■ Trecho selecionado ■
>>>

É incrível como a memória preserva momentos marcantes no esporte, alguns, de desclassificações. Jogos decisivos do Brasil são alguns deles. Em 1982, bem garoto, eu estava lá em Ourinhos bem em frente à TV sem cor, na casa verde de madeira da esquina, com camisa amarela e nariz na tela. O sofá foi movimentado para bem perto da transmissão de Brasil e Itália. Tristeza no fim. Adeus, Copa da Espanha. Ficou o manual da Disney com Zé Carioca, até hoje comigo. Quer?
1986: já era outra casa, no mesmo quintal, mas novinha e de alvenaria. Após os pênaltis com a França e mais uma despedida de Copa sem título, teve futebol no campinho perto da estrada. Apareceu um adulto com máscara de monstro e todo mundo voltou correndo para casa.
Em 1990, sala com pouca gente, algum tira-gosto e nada de rojão. Nunca, nem se em guerra estivessem, um Brasil tanto dominou uma Argentina. E dançou mesmo assim. O desclassificado foi o Brasil, né, senhor Diego Armando Maradona Franco.

<<<

■ Exercícios ■
A – Redigite sem nenhuma alteração o trecho da crônica, começando em "1986: já era" e seguindo até "Armando Maradona Franco.".
B – Liste as seleções que, segundo a crônica, enfrentaram o Brasil nos jogos relembrados.
Os registros abaixo vêm de outra fonte.

■ Informações fornecidas ■
>>>

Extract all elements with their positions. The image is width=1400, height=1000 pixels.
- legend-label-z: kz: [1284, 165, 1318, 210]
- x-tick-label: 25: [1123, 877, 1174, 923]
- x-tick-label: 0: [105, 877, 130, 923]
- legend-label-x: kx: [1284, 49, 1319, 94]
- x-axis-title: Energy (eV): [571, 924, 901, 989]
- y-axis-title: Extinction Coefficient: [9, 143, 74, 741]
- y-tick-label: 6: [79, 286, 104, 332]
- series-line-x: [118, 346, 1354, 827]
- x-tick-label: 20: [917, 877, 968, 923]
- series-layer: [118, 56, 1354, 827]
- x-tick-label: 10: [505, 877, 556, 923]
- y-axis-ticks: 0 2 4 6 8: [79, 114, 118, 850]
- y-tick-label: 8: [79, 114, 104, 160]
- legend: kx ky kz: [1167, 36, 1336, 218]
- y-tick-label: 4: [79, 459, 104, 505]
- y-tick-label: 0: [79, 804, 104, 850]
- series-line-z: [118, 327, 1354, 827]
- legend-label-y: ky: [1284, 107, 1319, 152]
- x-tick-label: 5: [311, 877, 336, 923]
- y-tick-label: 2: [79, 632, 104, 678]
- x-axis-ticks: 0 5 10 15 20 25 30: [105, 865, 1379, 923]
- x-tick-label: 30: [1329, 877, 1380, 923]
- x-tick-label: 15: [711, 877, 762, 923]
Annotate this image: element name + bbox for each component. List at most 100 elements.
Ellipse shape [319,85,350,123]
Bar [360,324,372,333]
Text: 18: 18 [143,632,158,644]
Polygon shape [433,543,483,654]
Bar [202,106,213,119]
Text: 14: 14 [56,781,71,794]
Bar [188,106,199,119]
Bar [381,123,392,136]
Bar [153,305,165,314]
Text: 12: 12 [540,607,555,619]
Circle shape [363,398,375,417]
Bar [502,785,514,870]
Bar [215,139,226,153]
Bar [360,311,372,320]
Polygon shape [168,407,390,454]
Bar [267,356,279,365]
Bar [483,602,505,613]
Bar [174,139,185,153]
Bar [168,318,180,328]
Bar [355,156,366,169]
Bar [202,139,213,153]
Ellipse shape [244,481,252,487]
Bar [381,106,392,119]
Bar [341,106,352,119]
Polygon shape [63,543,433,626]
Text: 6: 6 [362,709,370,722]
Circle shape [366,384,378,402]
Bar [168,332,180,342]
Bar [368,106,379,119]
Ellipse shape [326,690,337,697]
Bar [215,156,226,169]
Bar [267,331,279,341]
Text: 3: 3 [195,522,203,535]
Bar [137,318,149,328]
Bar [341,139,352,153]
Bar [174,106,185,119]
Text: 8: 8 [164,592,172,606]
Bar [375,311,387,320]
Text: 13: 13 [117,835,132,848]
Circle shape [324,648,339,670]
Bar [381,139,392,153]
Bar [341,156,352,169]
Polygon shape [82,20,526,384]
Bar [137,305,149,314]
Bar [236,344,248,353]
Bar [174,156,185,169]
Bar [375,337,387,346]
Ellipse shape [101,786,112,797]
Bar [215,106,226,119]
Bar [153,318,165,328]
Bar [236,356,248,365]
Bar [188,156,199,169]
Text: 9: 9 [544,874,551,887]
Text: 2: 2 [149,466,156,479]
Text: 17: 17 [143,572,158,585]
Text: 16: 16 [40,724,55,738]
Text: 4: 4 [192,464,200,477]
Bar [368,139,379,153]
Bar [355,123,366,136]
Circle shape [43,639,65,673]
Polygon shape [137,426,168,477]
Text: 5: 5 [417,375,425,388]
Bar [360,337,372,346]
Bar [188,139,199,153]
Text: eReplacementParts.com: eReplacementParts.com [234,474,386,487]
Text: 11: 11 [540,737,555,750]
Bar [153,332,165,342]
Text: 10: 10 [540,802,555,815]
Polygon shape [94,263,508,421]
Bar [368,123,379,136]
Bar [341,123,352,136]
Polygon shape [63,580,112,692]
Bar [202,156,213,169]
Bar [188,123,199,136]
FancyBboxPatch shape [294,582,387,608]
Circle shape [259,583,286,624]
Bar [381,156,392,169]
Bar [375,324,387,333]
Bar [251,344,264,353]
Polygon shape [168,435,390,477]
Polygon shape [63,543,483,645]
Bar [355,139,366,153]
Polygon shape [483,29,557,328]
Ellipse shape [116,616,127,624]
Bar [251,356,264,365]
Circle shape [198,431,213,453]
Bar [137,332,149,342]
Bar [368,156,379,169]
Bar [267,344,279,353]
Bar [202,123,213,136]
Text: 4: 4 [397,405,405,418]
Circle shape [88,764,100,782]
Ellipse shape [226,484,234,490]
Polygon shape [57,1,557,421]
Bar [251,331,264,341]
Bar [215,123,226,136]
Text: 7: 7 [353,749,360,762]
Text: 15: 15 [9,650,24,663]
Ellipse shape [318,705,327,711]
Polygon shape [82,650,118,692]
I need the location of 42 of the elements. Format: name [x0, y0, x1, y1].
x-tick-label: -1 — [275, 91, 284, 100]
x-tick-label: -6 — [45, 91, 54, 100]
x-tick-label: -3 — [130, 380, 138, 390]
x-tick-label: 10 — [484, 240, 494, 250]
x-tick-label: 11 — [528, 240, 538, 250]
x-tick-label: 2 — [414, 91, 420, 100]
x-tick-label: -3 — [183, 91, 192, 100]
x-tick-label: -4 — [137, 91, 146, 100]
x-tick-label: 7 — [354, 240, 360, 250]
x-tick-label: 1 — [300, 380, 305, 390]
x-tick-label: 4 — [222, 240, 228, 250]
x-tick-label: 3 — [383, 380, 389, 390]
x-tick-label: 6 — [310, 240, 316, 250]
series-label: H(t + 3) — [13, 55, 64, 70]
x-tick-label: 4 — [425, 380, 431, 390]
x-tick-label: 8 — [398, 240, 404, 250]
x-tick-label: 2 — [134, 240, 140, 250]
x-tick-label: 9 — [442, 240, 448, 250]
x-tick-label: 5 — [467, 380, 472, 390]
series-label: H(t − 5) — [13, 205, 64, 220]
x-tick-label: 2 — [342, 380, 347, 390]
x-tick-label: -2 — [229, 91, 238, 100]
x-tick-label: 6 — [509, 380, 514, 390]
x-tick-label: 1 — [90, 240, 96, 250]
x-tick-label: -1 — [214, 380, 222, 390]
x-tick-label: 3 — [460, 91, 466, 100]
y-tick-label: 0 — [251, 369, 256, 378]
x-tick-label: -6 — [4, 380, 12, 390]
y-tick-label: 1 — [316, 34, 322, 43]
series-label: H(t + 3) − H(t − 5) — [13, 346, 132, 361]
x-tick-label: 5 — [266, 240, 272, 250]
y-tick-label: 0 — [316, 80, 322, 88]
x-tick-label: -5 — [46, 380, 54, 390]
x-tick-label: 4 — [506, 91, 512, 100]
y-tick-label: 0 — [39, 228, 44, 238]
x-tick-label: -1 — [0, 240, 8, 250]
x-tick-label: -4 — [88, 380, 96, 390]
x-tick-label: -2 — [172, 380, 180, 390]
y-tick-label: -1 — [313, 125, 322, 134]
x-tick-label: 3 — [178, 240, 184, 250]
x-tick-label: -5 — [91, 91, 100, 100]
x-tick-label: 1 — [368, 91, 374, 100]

<<<

■ Respostas dos exercícios ■
A –
1986: já era outra casa, no mesmo quintal, mas novinha e de alvenaria. Após os pênaltis com a França e mais uma despedida de Copa sem título, teve futebol no campinho perto da estrada. Apareceu um adulto com máscara de monstro e todo mundo voltou correndo para casa.
Em 1990, sala com pouca gente, algum tira-gosto e nada de rojão. Nunca, nem se em guerra estivessem, um Brasil tanto dominou uma Argentina. E dançou mesmo assim. O desclassificado foi o Brasil, né, senhor Diego Armando Maradona Franco.

B – Itália, França e Argentina.